Start of Extracted text

Reputation: 1932
I am trying downlaod the data from the Oxford Flowers 102 dataset and split it into training, validation and test sets using the tfds APIs. Here is my code:
# Split numbers
train_split = 60
test_val_split = 20
splits = tfds.Split.ALL.subsplit([train_split,test_val_split, test_val_split])
# TODO: Create a training set, a validation set and a test set.
(training_set, validation_set, test_set), dataset_info = tfds.load('oxford_flowers102', split=splits, as_supervised=True, with_info=True)
Trouble is when I print out dataset_info
I get the following numbers for my test, train and validation sets
total_num_examples=8189,
splits={
'test': 6149,
'train': 1020,
'validation': 1020,
},
Question: How do I get the data to split into 6149 in the training set and 1020 in the test and validation sets?
Upvotes: 2
Views: 1616
Reputation: 1250
It seems to be a bug in the dataset itself. Especially because the total size of the dataset is 8189 and 6149 is not 60% of the total but 75%, so you didn't perform any splitting at all. They probably labeled the splits in the wrong way. Also, even when I try to load the dataset with the different ways described here ( https://github.com/tensorflow/datasets/blob/master/docs/splits.md ) I got the same wrong splitting.
An easy solution would be to just pass to the model the test set as training set and vice versa, but you will not have the percentage you want. Otherwise you can load the entire dataset (train+test+validation) and then split it by yourself.

End of Extracted text
Start of Supplied data

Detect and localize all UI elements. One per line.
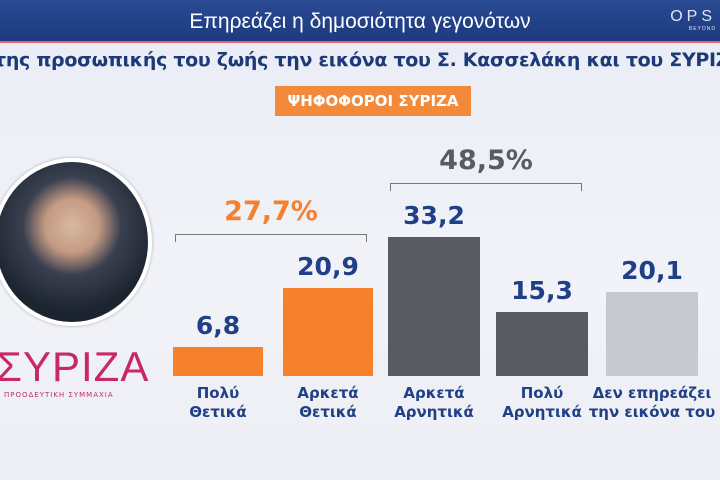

End of Supplied data

■ Objectives
**1.** In the Oxford Flowers 102 thread, what total number of examples does dataset_info report?
**2.** In the Oxford Flowers 102 thread, why does the reply conclude that no splitting was performed? Answer in one to three sentences.
**3.** Extend the Oxford Flowers 102 thread from the point where it stops.

■ Expected answers
**1.** 8189

**2.** The dataset totals 8189 examples, and the 6149 figure is about 75% of that rather than the requested 60%. The split sizes therefore don't reflect the 60/20/20 subsplit at all.

**3.**
df_all, summary = tfds.load('oxford_flowers102', split='train+test+validation', with_info=True)
# check if the dataset loaded truly contains everything
df_all_length = [i for i,_ in enumerate(df_all)][-1] + 1
print(df_all_length)
>>out: 8189 # length is fine
train_size = int(0.6 * df_all_length)
val_test_size = int(0.2 * df_all_length)
# split whole dataset
df_train = df_all.take(train_size)
df_test = df_all.skip(train_size)
df_valid = df_test.skip(val_test_size)
df_test = df_test.take(val_test_size)
df_train_length = [i for i,_ in enumerate(df_train)][-1] + 1
df_val_length = [i for i,_ in enumerate(df_val)][-1] + 1
df_test_length = [i for i,_ in enumerate(df_test)][-1] + 1
# check sizes
print('Train: ', df_train_length)
print('Validation :', df_valid_length)
print('Test :', df_test_length)
>>out: 4913 #(true 60% of 8189)
>>out: 1638 #(true 20% of 8189)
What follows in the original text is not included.